(TASK OBJECTIVE): Reproduce every line in the listing that contains the word "negligence".

(DATASET):
<<<<

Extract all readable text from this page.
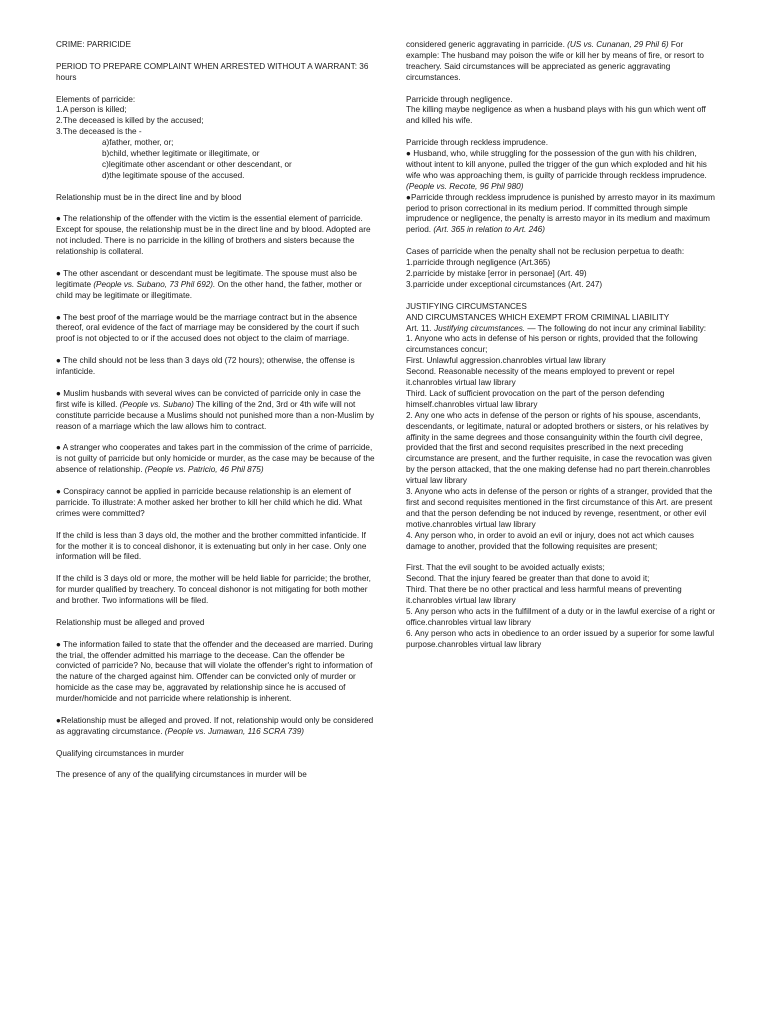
CRIME: PARRICIDE

PERIOD TO PREPARE COMPLAINT WHEN ARRESTED WITHOUT A WARRANT: 36 hours

Elements of parricide:

1.A person is killed;

2.The deceased is killed by the accused;

3.The deceased is the -

a)father, mother, or;

b)child, whether legitimate or illegitimate, or

c)legitimate other ascendant or other descendant, or

d)the legitimate spouse of the accused.

Relationship must be in the direct line and by blood

● The relationship of the offender with the victim is the essential element of parricide. Except for spouse, the relationship must be in the direct line and by blood. Adopted are not included. There is no parricide in the killing of brothers and sisters because the relationship is collateral.

● The other ascendant or descendant must be legitimate. The spouse must also be legitimate (People vs. Subano, 73 Phil 692). On the other hand, the father, mother or child may be legitimate or illegitimate.

● The best proof of the marriage would be the marriage contract but in the absence thereof, oral evidence of the fact of marriage may be considered by the court if such proof is not objected to or if the accused does not object to the claim of marriage.

● The child should not be less than 3 days old (72 hours); otherwise, the offense is infanticide.

● Muslim husbands with several wives can be convicted of parricide only in case the first wife is killed. (People vs. Subano) The killing of the 2nd, 3rd or 4th wife will not constitute parricide because a Muslims should not punished more than a non-Muslim by reason of a marriage which the law allows him to contract.

● A stranger who cooperates and takes part in the commission of the crime of parricide, is not guilty of parricide but only homicide or murder, as the case may be because of the absence of relationship. (People vs. Patricio, 46 Phil 875)

● Conspiracy cannot be applied in parricide because relationship is an element of parricide. To illustrate: A mother asked her brother to kill her child which he did. What crimes were committed?

If the child is less than 3 days old, the mother and the brother committed infanticide. If for the mother it is to conceal dishonor, it is extenuating but only in her case. Only one information will be filed.

If the child is 3 days old or more, the mother will be held liable for parricide; the brother, for murder qualified by treachery. To conceal dishonor is not mitigating for both mother and brother. Two informations will be filed.

Relationship must be alleged and proved

● The information failed to state that the offender and the deceased are married. During the trial, the offender admitted his marriage to the decease. Can the offender be convicted of parricide? No, because that will violate the offender's right to information of the nature of the charged against him. Offender can be convicted only of murder or homicide as the case may be, aggravated by relationship since he is accused of murder/homicide and not parricide where relationship is inherent.

●Relationship must be alleged and proved. If not, relationship would only be considered as aggravating circumstance. (People vs. Jumawan, 116 SCRA 739)

Qualifying circumstances in murder

The presence of any of the qualifying circumstances in murder will be

considered generic aggravating in parricide. (US vs. Cunanan, 29 Phil 6) For example: The husband may poison the wife or kill her by means of fire, or resort to treachery. Said circumstances will be appreciated as generic aggravating circumstances.

Parricide through negligence.

The killing maybe negligence as when a husband plays with his gun which went off and killed his wife.

Parricide through reckless imprudence.

● Husband, who, while struggling for the possession of the gun with his children, without intent to kill anyone, pulled the trigger of the gun which exploded and hit his wife who was approaching them, is guilty of parricide through reckless imprudence. (People vs. Recote, 96 Phil 980)

●Parricide through reckless imprudence is punished by arresto mayor in its maximum period to prison correctional in its medium period. If committed through simple imprudence or negligence, the penalty is arresto mayor in its medium and maximum period. (Art. 365 in relation to Art. 246)

Cases of parricide when the penalty shall not be reclusion perpetua to death:

1.parricide through negligence (Art.365)

2.parricide by mistake [error in personae] (Art. 49)

3.parricide under exceptional circumstances (Art. 247)

JUSTIFYING CIRCUMSTANCES

AND CIRCUMSTANCES WHICH EXEMPT FROM CRIMINAL LIABILITY

Art. 11. Justifying circumstances. — The following do not incur any criminal liability:

1. Anyone who acts in defense of his person or rights, provided that the following circumstances concur;

First. Unlawful aggression.chanrobles virtual law library

Second. Reasonable necessity of the means employed to prevent or repel it.chanrobles virtual law library

Third. Lack of sufficient provocation on the part of the person defending himself.chanrobles virtual law library

2. Any one who acts in defense of the person or rights of his spouse, ascendants, descendants, or legitimate, natural or adopted brothers or sisters, or his relatives by affinity in the same degrees and those consanguinity within the fourth civil degree, provided that the first and second requisites prescribed in the next preceding circumstance are present, and the further requisite, in case the revocation was given by the person attacked, that the one making defense had no part therein.chanrobles virtual law library

3. Anyone who acts in defense of the person or rights of a stranger, provided that the first and second requisites mentioned in the first circumstance of this Art. are present and that the person defending be not induced by revenge, resentment, or other evil motive.chanrobles virtual law library

4. Any person who, in order to avoid an evil or injury, does not act which causes damage to another, provided that the following requisites are present;

First. That the evil sought to be avoided actually exists;

Second. That the injury feared be greater than that done to avoid it;

Third. That there be no other practical and less harmful means of preventing it.chanrobles virtual law library

5. Any person who acts in the fulfillment of a duty or in the lawful exercise of a right or office.chanrobles virtual law library

6. Any person who acts in obedience to an order issued by a superior for some lawful purpose.chanrobles virtual law library
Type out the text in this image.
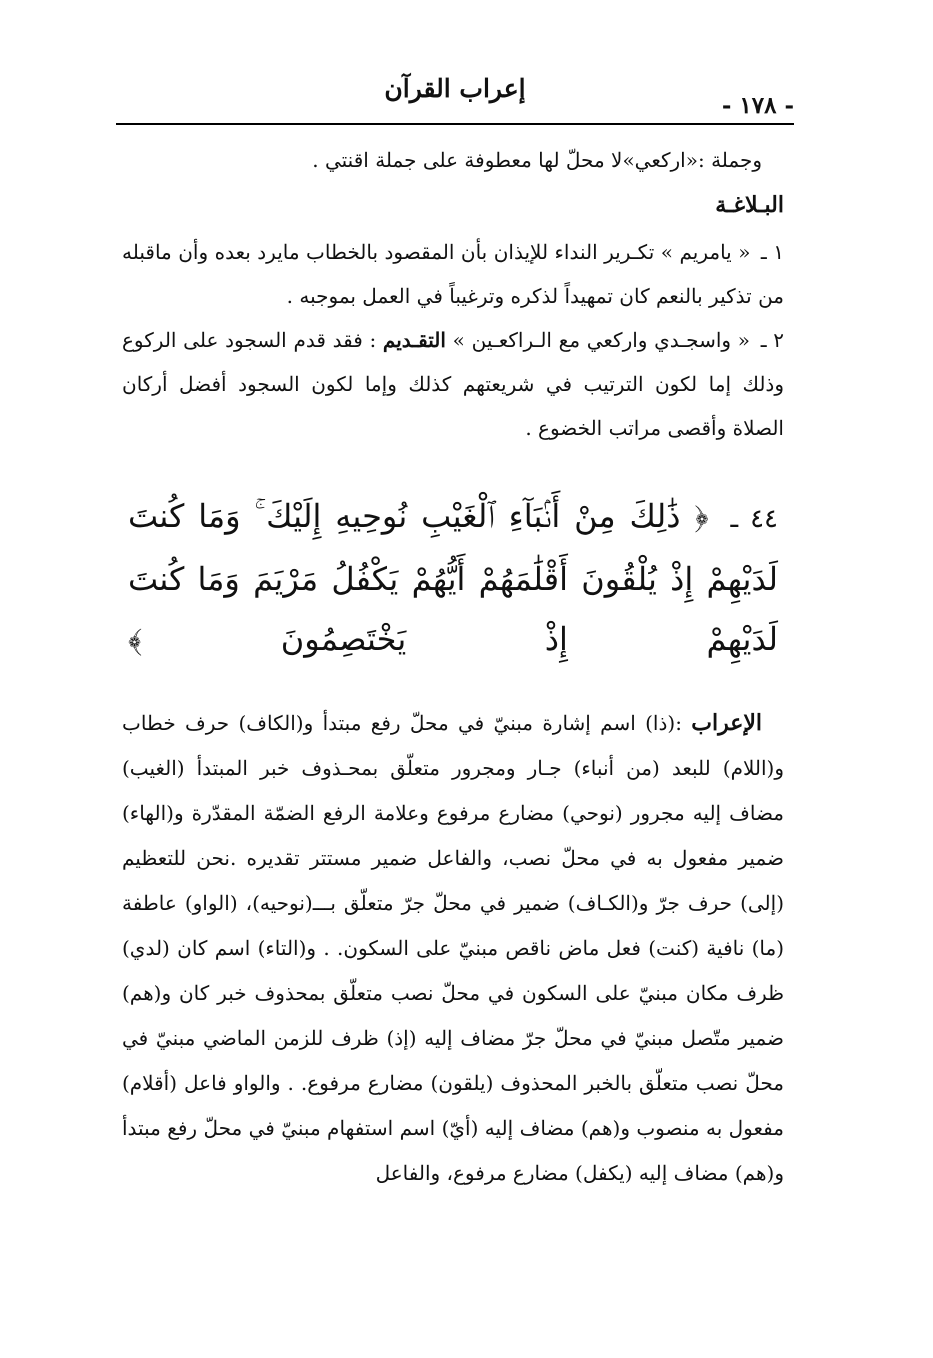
إعراب القرآن
- ١٧٨ -

وجملة :«اركعي»لا محلّ لها معطوفة على جملة اقنتي .

البـلاغـة

١ ـ « يامريم » تكـرير النداء للإيذان بأن المقصود بالخطاب مايرد بعده وأن ماقبله من تذكير بالنعم كان تمهيداً لذكره وترغيباً في العمل بموجبه .

٢ ـ « واسجـدي واركعي مع الـراكعـين » التقـديم : فقد قدم السجود على الركوع وذلك إما لكون الترتيب في شريعتهم كذلك وإما لكون السجود أفضل أركان الصلاة وأقصى مراتب الخضوع .

٤٤ ـ ﴿ ذَٰلِكَ مِنْ أَنۢبَآءِ ٱلْغَيْبِ نُوحِيهِ إِلَيْكَ ۚ وَمَا كُنتَ لَدَيْهِمْ إِذْ يُلْقُونَ أَقْلَٰمَهُمْ أَيُّهُمْ يَكْفُلُ مَرْيَمَ وَمَا كُنتَ لَدَيْهِمْ إِذْ يَخْتَصِمُونَ ﴾

الإعراب :(ذا) اسم إشارة مبنيّ في محلّ رفع مبتدأ و(الكاف) حرف خطاب و(اللام) للبعد (من أنباء) جـار ومجرور متعلّق بمحـذوف خبر المبتدأ (الغيب) مضاف إليه مجرور (نوحي) مضارع مرفوع وعلامة الرفع الضمّة المقدّرة و(الهاء) ضمير مفعول به في محلّ نصب، والفاعل ضمير مستتر تقديره .نحن للتعظيم (إلى) حرف جرّ و(الكـاف) ضمير في محلّ جرّ متعلّق بـــ(نوحيه)، (الواو) عاطفة (ما) نافية (كنت) فعل ماض ناقص مبنيّ على السكون. . و(التاء) اسم كان (لدي) ظرف مكان مبنيّ على السكون في محلّ نصب متعلّق بمحذوف خبر كان و(هم) ضمير متّصل مبنيّ في محلّ جرّ مضاف إليه (إذ) ظرف للزمن الماضي مبنيّ في محلّ نصب متعلّق بالخبر المحذوف (يلقون) مضارع مرفوع. . والواو فاعل (أقلام) مفعول به منصوب و(هم) مضاف إليه (أيّ) اسم استفهام مبنيّ في محلّ رفع مبتدأ و(هم) مضاف إليه (يكفل) مضارع مرفوع، والفاعل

>>>>

(EXERCISE SOLUTION):
Parricide through negligence.
The killing maybe negligence as when a husband plays with his gun which went off and killed his wife.
●Parricide through reckless imprudence is punished by arresto mayor in its maximum period to prison correctional in its medium period. If committed through simple imprudence or negligence, the penalty is arresto mayor in its medium and maximum period. (Art. 365 in relation to Art. 246)
1.parricide through negligence (Art.365)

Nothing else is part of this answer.